■ TASK INPUTS ■
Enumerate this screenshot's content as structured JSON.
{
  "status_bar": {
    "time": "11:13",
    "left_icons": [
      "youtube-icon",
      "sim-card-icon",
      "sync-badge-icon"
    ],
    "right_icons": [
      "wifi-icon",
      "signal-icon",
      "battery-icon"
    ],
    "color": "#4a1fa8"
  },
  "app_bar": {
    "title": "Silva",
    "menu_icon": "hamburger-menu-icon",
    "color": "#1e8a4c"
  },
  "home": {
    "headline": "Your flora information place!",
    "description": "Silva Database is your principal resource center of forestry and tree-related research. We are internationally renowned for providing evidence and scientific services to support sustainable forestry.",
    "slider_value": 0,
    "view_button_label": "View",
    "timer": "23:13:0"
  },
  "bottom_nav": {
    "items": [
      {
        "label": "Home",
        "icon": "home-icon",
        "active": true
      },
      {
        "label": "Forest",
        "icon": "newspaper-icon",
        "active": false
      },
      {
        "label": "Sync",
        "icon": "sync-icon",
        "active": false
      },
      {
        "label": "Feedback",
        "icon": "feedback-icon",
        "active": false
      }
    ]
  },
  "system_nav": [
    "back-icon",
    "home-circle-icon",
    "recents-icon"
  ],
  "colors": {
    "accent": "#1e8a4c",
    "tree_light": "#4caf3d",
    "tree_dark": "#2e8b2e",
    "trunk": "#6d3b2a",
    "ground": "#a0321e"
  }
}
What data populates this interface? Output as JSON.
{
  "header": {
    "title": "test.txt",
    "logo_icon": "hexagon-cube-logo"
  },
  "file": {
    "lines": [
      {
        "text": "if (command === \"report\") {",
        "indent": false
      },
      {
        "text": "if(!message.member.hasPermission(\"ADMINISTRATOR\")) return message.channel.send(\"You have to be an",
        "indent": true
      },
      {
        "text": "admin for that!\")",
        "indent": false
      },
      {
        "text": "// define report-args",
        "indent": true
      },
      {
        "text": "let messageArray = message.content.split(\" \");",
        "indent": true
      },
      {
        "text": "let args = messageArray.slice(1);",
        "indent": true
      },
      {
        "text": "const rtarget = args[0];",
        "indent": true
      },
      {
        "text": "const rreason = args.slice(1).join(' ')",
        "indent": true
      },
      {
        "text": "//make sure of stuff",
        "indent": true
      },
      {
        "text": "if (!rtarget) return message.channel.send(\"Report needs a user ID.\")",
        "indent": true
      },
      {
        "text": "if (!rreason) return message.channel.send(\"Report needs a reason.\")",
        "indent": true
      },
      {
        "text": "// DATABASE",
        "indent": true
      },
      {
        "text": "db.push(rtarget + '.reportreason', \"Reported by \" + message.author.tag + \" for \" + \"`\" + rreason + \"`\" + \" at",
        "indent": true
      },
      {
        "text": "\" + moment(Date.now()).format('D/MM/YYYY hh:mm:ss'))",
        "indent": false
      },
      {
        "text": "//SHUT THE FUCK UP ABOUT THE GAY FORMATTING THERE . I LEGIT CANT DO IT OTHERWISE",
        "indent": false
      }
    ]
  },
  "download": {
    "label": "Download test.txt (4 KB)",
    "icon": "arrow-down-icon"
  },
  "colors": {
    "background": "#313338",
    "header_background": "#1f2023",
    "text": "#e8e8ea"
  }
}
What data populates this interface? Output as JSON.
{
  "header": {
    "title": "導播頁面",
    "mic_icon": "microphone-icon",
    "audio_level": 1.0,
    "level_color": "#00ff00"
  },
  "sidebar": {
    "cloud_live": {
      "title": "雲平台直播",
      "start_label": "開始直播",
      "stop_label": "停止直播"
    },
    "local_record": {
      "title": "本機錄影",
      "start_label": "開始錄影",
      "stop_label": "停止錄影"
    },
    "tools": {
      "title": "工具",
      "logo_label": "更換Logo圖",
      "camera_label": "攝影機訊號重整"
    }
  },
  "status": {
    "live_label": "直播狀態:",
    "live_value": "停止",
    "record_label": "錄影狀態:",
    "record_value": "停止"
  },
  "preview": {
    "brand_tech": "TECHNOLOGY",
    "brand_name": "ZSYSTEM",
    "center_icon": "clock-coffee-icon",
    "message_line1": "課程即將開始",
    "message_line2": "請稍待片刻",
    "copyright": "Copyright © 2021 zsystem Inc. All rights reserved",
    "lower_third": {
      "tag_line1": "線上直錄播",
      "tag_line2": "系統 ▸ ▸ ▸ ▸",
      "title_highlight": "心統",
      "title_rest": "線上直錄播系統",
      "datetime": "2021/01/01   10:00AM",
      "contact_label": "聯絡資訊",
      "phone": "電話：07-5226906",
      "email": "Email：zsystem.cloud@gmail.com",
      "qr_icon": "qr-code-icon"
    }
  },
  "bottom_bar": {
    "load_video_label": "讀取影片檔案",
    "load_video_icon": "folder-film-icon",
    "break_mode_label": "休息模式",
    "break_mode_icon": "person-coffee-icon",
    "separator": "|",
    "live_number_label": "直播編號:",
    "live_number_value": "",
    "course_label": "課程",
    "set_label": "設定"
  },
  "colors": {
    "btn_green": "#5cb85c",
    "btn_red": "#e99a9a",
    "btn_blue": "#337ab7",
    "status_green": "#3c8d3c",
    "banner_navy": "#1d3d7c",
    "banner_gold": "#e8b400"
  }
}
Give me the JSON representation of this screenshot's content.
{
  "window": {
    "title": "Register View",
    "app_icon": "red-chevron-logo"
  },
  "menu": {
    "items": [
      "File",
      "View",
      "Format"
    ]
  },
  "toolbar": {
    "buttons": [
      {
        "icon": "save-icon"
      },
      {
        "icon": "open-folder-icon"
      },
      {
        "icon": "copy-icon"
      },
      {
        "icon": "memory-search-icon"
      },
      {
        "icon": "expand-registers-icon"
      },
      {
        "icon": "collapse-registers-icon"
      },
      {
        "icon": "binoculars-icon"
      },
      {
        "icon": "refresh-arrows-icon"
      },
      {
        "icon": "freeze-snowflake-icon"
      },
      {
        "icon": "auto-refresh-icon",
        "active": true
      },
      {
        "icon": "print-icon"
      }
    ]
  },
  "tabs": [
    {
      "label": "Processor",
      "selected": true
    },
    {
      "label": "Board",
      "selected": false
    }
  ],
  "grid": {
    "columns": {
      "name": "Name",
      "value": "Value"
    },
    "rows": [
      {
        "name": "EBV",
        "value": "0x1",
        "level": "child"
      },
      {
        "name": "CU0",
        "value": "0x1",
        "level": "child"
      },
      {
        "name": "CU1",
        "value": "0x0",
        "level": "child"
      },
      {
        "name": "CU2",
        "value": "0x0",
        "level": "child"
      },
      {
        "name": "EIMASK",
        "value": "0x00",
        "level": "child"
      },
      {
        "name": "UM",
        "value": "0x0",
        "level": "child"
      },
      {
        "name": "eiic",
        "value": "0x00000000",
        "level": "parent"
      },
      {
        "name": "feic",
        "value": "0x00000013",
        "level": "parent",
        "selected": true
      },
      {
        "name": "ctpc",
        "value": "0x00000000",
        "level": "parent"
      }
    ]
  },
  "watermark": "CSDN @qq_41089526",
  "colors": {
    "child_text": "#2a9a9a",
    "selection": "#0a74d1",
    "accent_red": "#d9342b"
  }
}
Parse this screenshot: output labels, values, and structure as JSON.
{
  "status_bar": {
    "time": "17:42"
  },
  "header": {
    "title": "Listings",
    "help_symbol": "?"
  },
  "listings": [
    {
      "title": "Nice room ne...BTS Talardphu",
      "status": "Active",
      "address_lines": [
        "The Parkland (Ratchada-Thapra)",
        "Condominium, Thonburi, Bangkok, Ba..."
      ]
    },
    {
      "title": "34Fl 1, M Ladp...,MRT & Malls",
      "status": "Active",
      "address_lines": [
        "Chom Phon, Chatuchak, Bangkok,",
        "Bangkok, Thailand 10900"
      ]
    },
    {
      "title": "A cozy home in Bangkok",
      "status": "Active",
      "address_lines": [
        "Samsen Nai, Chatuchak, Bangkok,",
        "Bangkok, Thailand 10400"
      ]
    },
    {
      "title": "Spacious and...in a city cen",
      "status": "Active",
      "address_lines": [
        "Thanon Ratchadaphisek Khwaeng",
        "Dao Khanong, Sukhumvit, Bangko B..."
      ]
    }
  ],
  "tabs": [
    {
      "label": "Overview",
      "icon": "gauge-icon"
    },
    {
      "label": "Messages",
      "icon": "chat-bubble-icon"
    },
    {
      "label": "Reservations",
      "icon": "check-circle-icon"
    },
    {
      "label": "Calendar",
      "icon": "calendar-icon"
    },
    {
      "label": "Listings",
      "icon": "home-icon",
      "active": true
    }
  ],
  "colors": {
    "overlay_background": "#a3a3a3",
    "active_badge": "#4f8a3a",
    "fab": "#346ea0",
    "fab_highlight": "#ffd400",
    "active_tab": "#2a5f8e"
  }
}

■ DIRECTION ■
Find each line in the records holding the string "return" and show it.

■ OUTPUT FOR THIS EXERCISE ■
        "text": "if(!message.member.hasPermission(\"ADMINISTRATOR\")) return message.channel.send(\"You have to be an",
        "text": "if (!rtarget) return message.channel.send(\"Report needs a user ID.\")",
        "text": "if (!rreason) return message.channel.send(\"Report needs a reason.\")",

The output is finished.